---------- Supplied entries

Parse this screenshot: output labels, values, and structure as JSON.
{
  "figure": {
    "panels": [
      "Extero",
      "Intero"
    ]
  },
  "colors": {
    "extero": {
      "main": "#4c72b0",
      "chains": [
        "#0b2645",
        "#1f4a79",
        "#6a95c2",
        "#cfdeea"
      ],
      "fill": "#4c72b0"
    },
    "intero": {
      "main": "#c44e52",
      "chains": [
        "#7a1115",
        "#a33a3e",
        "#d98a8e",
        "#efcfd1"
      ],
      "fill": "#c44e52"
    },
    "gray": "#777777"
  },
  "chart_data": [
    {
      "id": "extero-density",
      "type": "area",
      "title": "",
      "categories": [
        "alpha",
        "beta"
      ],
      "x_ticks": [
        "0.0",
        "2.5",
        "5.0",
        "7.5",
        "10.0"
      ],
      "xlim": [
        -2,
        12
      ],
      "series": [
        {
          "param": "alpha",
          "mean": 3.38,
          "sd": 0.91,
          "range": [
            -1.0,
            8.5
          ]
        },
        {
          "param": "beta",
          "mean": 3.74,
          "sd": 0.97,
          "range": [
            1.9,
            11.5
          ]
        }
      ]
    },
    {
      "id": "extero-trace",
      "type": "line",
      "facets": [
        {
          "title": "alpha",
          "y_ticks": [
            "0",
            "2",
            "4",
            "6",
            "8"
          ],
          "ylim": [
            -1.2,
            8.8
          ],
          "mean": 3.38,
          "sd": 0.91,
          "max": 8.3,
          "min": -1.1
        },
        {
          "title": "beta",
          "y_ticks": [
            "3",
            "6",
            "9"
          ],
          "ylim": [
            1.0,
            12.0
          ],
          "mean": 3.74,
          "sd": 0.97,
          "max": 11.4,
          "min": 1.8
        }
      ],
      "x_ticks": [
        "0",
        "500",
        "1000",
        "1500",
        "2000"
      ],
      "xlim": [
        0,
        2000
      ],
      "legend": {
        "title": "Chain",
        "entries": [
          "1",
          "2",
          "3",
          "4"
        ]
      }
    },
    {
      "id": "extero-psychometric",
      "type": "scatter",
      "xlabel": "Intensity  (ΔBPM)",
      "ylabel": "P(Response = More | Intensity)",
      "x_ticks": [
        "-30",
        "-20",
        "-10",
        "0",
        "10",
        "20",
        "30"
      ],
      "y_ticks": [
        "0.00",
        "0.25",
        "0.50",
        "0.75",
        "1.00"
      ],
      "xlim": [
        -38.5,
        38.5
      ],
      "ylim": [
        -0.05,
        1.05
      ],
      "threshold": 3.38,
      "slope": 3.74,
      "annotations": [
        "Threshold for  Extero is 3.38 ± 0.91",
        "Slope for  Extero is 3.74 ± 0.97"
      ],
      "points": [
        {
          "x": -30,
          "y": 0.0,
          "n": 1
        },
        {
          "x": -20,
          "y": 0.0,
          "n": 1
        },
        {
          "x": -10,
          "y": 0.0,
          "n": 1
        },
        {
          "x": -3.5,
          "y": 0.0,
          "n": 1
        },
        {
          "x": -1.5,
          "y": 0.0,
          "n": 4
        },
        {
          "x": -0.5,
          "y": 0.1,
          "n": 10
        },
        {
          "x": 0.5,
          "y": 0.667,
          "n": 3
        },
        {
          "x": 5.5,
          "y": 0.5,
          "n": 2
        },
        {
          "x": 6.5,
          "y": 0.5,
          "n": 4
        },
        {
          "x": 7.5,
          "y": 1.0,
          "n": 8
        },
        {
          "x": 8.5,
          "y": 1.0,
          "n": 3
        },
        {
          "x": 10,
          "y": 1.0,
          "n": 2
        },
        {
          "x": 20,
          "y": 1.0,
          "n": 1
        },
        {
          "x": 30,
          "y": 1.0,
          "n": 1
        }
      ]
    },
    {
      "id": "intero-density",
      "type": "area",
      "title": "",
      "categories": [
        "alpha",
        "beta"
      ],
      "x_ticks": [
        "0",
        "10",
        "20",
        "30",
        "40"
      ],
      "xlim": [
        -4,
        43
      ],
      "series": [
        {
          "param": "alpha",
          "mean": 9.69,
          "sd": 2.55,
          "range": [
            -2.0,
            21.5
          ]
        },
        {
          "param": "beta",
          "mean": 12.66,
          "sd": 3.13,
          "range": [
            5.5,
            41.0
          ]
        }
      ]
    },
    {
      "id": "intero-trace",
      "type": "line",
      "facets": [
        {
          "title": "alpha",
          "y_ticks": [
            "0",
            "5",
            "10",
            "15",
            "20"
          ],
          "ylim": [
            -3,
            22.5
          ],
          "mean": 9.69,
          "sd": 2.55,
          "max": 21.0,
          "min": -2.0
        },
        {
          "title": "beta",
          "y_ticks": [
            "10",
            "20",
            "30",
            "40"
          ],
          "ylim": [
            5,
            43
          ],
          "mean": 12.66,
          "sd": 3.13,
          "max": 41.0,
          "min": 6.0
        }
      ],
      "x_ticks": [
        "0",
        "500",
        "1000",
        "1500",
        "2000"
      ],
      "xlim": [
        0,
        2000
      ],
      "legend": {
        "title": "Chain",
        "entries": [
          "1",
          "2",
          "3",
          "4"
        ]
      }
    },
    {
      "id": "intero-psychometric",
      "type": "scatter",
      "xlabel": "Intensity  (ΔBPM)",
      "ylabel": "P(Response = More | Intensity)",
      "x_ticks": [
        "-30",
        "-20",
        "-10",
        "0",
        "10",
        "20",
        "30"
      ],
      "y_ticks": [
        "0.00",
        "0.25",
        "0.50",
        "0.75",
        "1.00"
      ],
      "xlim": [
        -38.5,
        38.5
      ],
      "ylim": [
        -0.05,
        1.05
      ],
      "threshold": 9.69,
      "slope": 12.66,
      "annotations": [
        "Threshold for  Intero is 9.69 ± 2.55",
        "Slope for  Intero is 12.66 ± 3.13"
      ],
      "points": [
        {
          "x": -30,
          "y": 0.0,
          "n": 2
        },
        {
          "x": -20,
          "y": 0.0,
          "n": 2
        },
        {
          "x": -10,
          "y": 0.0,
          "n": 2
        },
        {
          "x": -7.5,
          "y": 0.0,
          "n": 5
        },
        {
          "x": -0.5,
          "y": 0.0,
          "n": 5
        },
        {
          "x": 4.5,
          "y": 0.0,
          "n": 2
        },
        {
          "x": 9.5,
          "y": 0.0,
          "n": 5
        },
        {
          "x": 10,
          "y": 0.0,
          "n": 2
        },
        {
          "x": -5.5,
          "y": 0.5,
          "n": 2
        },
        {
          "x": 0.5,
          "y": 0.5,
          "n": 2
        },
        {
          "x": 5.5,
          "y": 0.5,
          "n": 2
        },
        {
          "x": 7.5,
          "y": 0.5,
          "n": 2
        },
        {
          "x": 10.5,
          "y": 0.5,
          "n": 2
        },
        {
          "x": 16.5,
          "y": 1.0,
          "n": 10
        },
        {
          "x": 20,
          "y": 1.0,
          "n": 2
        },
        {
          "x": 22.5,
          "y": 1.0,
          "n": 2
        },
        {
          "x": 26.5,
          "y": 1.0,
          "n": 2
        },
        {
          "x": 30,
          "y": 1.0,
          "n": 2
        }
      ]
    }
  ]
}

--------------------

# Set exercise:
Copy out the full set of records precisely, leaving nothing out.

# Written response:
Parse this screenshot: output labels, values, and structure as JSON.
{
  "figure": {
    "panels": [
      "Extero",
      "Intero"
    ]
  },
  "colors": {
    "extero": {
      "main": "#4c72b0",
      "chains": [
        "#0b2645",
        "#1f4a79",
        "#6a95c2",
        "#cfdeea"
      ],
      "fill": "#4c72b0"
    },
    "intero": {
      "main": "#c44e52",
      "chains": [
        "#7a1115",
        "#a33a3e",
        "#d98a8e",
        "#efcfd1"
      ],
      "fill": "#c44e52"
    },
    "gray": "#777777"
  },
  "chart_data": [
    {
      "id": "extero-density",
      "type": "area",
      "title": "",
      "categories": [
        "alpha",
        "beta"
      ],
      "x_ticks": [
        "0.0",
        "2.5",
        "5.0",
        "7.5",
        "10.0"
      ],
      "xlim": [
        -2,
        12
      ],
      "series": [
        {
          "param": "alpha",
          "mean": 3.38,
          "sd": 0.91,
          "range": [
            -1.0,
            8.5
          ]
        },
        {
          "param": "beta",
          "mean": 3.74,
          "sd": 0.97,
          "range": [
            1.9,
            11.5
          ]
        }
      ]
    },
    {
      "id": "extero-trace",
      "type": "line",
      "facets": [
        {
          "title": "alpha",
          "y_ticks": [
            "0",
            "2",
            "4",
            "6",
            "8"
          ],
          "ylim": [
            -1.2,
            8.8
          ],
          "mean": 3.38,
          "sd": 0.91,
          "max": 8.3,
          "min": -1.1
        },
        {
          "title": "beta",
          "y_ticks": [
            "3",
            "6",
            "9"
          ],
          "ylim": [
            1.0,
            12.0
          ],
          "mean": 3.74,
          "sd": 0.97,
          "max": 11.4,
          "min": 1.8
        }
      ],
      "x_ticks": [
        "0",
        "500",
        "1000",
        "1500",
        "2000"
      ],
      "xlim": [
        0,
        2000
      ],
      "legend": {
        "title": "Chain",
        "entries": [
          "1",
          "2",
          "3",
          "4"
        ]
      }
    },
    {
      "id": "extero-psychometric",
      "type": "scatter",
      "xlabel": "Intensity  (ΔBPM)",
      "ylabel": "P(Response = More | Intensity)",
      "x_ticks": [
        "-30",
        "-20",
        "-10",
        "0",
        "10",
        "20",
        "30"
      ],
      "y_ticks": [
        "0.00",
        "0.25",
        "0.50",
        "0.75",
        "1.00"
      ],
      "xlim": [
        -38.5,
        38.5
      ],
      "ylim": [
        -0.05,
        1.05
      ],
      "threshold": 3.38,
      "slope": 3.74,
      "annotations": [
        "Threshold for  Extero is 3.38 ± 0.91",
        "Slope for  Extero is 3.74 ± 0.97"
      ],
      "points": [
        {
          "x": -30,
          "y": 0.0,
          "n": 1
        },
        {
          "x": -20,
          "y": 0.0,
          "n": 1
        },
        {
          "x": -10,
          "y": 0.0,
          "n": 1
        },
        {
          "x": -3.5,
          "y": 0.0,
          "n": 1
        },
        {
          "x": -1.5,
          "y": 0.0,
          "n": 4
        },
        {
          "x": -0.5,
          "y": 0.1,
          "n": 10
        },
        {
          "x": 0.5,
          "y": 0.667,
          "n": 3
        },
        {
          "x": 5.5,
          "y": 0.5,
          "n": 2
        },
        {
          "x": 6.5,
          "y": 0.5,
          "n": 4
        },
        {
          "x": 7.5,
          "y": 1.0,
          "n": 8
        },
        {
          "x": 8.5,
          "y": 1.0,
          "n": 3
        },
        {
          "x": 10,
          "y": 1.0,
          "n": 2
        },
        {
          "x": 20,
          "y": 1.0,
          "n": 1
        },
        {
          "x": 30,
          "y": 1.0,
          "n": 1
        }
      ]
    },
    {
      "id": "intero-density",
      "type": "area",
      "title": "",
      "categories": [
        "alpha",
        "beta"
      ],
      "x_ticks": [
        "0",
        "10",
        "20",
        "30",
        "40"
      ],
      "xlim": [
        -4,
        43
      ],
      "series": [
        {
          "param": "alpha",
          "mean": 9.69,
          "sd": 2.55,
          "range": [
            -2.0,
            21.5
          ]
        },
        {
          "param": "beta",
          "mean": 12.66,
          "sd": 3.13,
          "range": [
            5.5,
            41.0
          ]
        }
      ]
    },
    {
      "id": "intero-trace",
      "type": "line",
      "facets": [
        {
          "title": "alpha",
          "y_ticks": [
            "0",
            "5",
            "10",
            "15",
            "20"
          ],
          "ylim": [
            -3,
            22.5
          ],
          "mean": 9.69,
          "sd": 2.55,
          "max": 21.0,
          "min": -2.0
        },
        {
          "title": "beta",
          "y_ticks": [
            "10",
            "20",
            "30",
            "40"
          ],
          "ylim": [
            5,
            43
          ],
          "mean": 12.66,
          "sd": 3.13,
          "max": 41.0,
          "min": 6.0
        }
      ],
      "x_ticks": [
        "0",
        "500",
        "1000",
        "1500",
        "2000"
      ],
      "xlim": [
        0,
        2000
      ],
      "legend": {
        "title": "Chain",
        "entries": [
          "1",
          "2",
          "3",
          "4"
        ]
      }
    },
    {
      "id": "intero-psychometric",
      "type": "scatter",
      "xlabel": "Intensity  (ΔBPM)",
      "ylabel": "P(Response = More | Intensity)",
      "x_ticks": [
        "-30",
        "-20",
        "-10",
        "0",
        "10",
        "20",
        "30"
      ],
      "y_ticks": [
        "0.00",
        "0.25",
        "0.50",
        "0.75",
        "1.00"
      ],
      "xlim": [
        -38.5,
        38.5
      ],
      "ylim": [
        -0.05,
        1.05
      ],
      "threshold": 9.69,
      "slope": 12.66,
      "annotations": [
        "Threshold for  Intero is 9.69 ± 2.55",
        "Slope for  Intero is 12.66 ± 3.13"
      ],
      "points": [
        {
          "x": -30,
          "y": 0.0,
          "n": 2
        },
        {
          "x": -20,
          "y": 0.0,
          "n": 2
        },
        {
          "x": -10,
          "y": 0.0,
          "n": 2
        },
        {
          "x": -7.5,
          "y": 0.0,
          "n": 5
        },
        {
          "x": -0.5,
          "y": 0.0,
          "n": 5
        },
        {
          "x": 4.5,
          "y": 0.0,
          "n": 2
        },
        {
          "x": 9.5,
          "y": 0.0,
          "n": 5
        },
        {
          "x": 10,
          "y": 0.0,
          "n": 2
        },
        {
          "x": -5.5,
          "y": 0.5,
          "n": 2
        },
        {
          "x": 0.5,
          "y": 0.5,
          "n": 2
        },
        {
          "x": 5.5,
          "y": 0.5,
          "n": 2
        },
        {
          "x": 7.5,
          "y": 0.5,
          "n": 2
        },
        {
          "x": 10.5,
          "y": 0.5,
          "n": 2
        },
        {
          "x": 16.5,
          "y": 1.0,
          "n": 10
        },
        {
          "x": 20,
          "y": 1.0,
          "n": 2
        },
        {
          "x": 22.5,
          "y": 1.0,
          "n": 2
        },
        {
          "x": 26.5,
          "y": 1.0,
          "n": 2
        },
        {
          "x": 30,
          "y": 1.0,
          "n": 2
        }
      ]
    }
  ]
}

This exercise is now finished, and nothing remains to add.